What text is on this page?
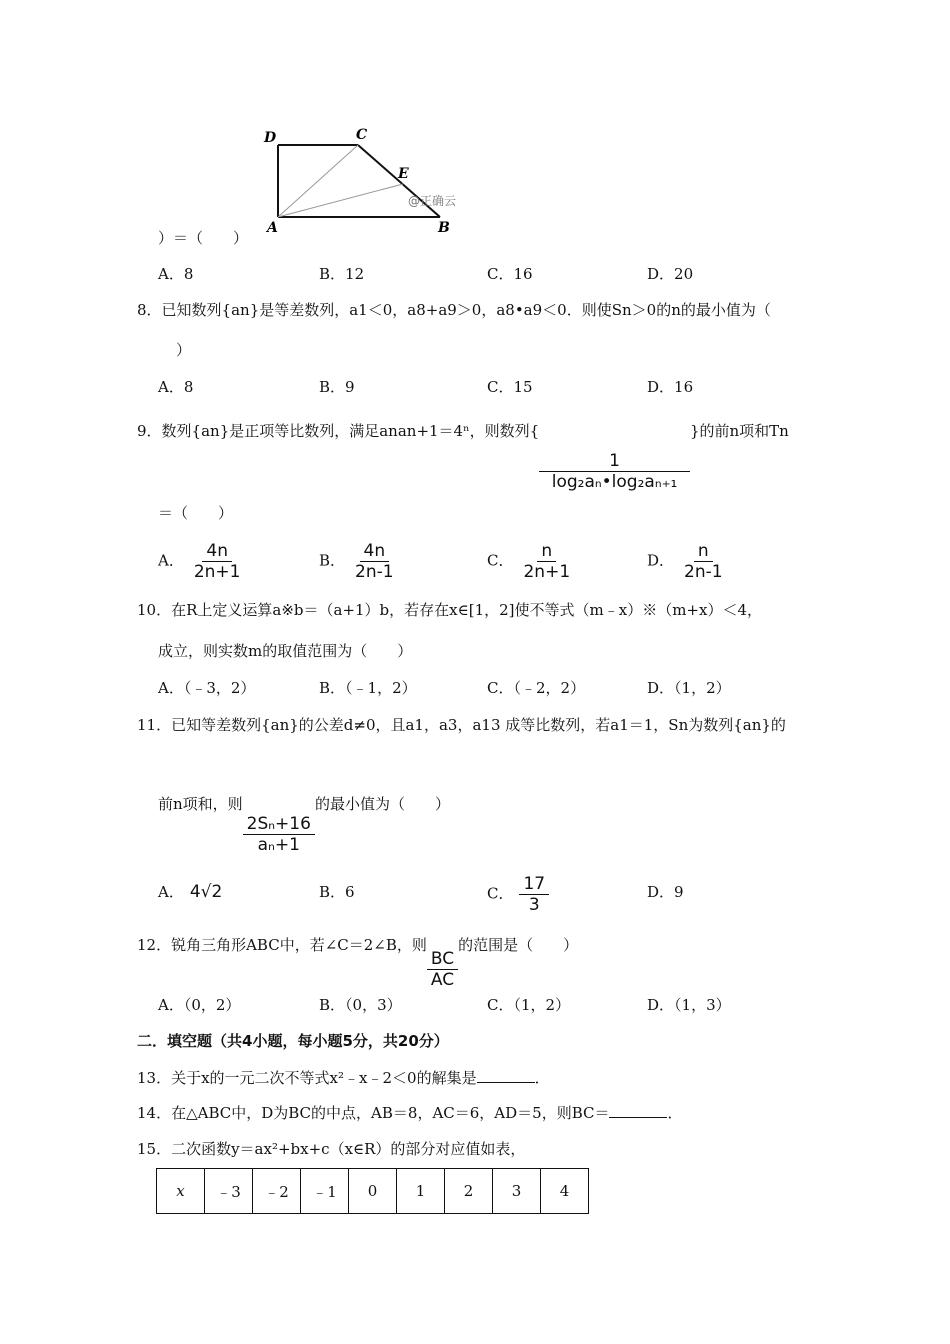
D	C
E
A	B
@正确云
）＝（　　）
A．8	B．12	C．16	D．20
8．已知数列{an}是等差数列，a1＜0，a8+a9＞0，a8•a9＜0．则使Sn＞0的n的最小值为（
）
A．8	B．9	C．15	D．16
9．数列{an}是正项等比数列，满足anan+1＝4ⁿ，则数列{
$\frac{1}{\text{log₂aₙ•log₂aₙ₊₁}}$
}的前n项和Tn
＝（　　）
A． $\frac{4n}{2n+1}$	B． $\frac{4n}{2n-1}$	C． $\frac{n}{2n+1}$	D． $\frac{n}{2n-1}$
10．在R上定义运算a※b＝（a+1）b，若存在x∈[1，2]使不等式（m﹣x）※（m+x）＜4，
成立，则实数m的取值范围为（　　）
A．（﹣3，2）	B．（﹣1，2）	C．（﹣2，2）	D．（1，2）
11．已知等差数列{an}的公差d≠0，且a1，a3，a13 成等比数列，若a1＝1，Sn为数列{an}的
前n项和，则
$\frac{\text{2Sₙ+16}}{\text{aₙ+1}}$
的最小值为（　　）
A． 4√2	B．6	C． $\frac{17}{3}$	D．9
12．锐角三角形ABC中，若∠C＝2∠B，则
$\frac{BC}{AC}$
的范围是（　　）
A．（0，2）	B．（0，3）	C．（1，2）	D．（1，3）
二．填空题（共4小题，每小题5分，共20分）
13．关于x的一元二次不等式x²﹣x﹣2＜0的解集是	．
14．在△ABC中，D为BC的中点，AB＝8，AC＝6，AD＝5，则BC＝	．
15．二次函数y＝ax²+bx+c（x∈R）的部分对应值如表，
x	﹣3	﹣2	﹣1	0	1	2	3	4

• [What the task asks] Output all of the records exactly as they appear above, but not the pictures.

• [Output for this exercise]
What text is on this page?
D	C
E
A	B
@正确云
）＝（　　）
A．8	B．12	C．16	D．20
8．已知数列{an}是等差数列，a1＜0，a8+a9＞0，a8•a9＜0．则使Sn＞0的n的最小值为（
）
A．8	B．9	C．15	D．16
9．数列{an}是正项等比数列，满足anan+1＝4ⁿ，则数列{
$\frac{1}{\text{log₂aₙ•log₂aₙ₊₁}}$
}的前n项和Tn
＝（　　）
A． $\frac{4n}{2n+1}$	B． $\frac{4n}{2n-1}$	C． $\frac{n}{2n+1}$	D． $\frac{n}{2n-1}$
10．在R上定义运算a※b＝（a+1）b，若存在x∈[1，2]使不等式（m﹣x）※（m+x）＜4，
成立，则实数m的取值范围为（　　）
A．（﹣3，2）	B．（﹣1，2）	C．（﹣2，2）	D．（1，2）
11．已知等差数列{an}的公差d≠0，且a1，a3，a13 成等比数列，若a1＝1，Sn为数列{an}的
前n项和，则
$\frac{\text{2Sₙ+16}}{\text{aₙ+1}}$
的最小值为（　　）
A． 4√2	B．6	C． $\frac{17}{3}$	D．9
12．锐角三角形ABC中，若∠C＝2∠B，则
$\frac{BC}{AC}$
的范围是（　　）
A．（0，2）	B．（0，3）	C．（1，2）	D．（1，3）
二．填空题（共4小题，每小题5分，共20分）
13．关于x的一元二次不等式x²﹣x﹣2＜0的解集是	．
14．在△ABC中，D为BC的中点，AB＝8，AC＝6，AD＝5，则BC＝	．
15．二次函数y＝ax²+bx+c（x∈R）的部分对应值如表，
x	﹣3	﹣2	﹣1	0	1	2	3	4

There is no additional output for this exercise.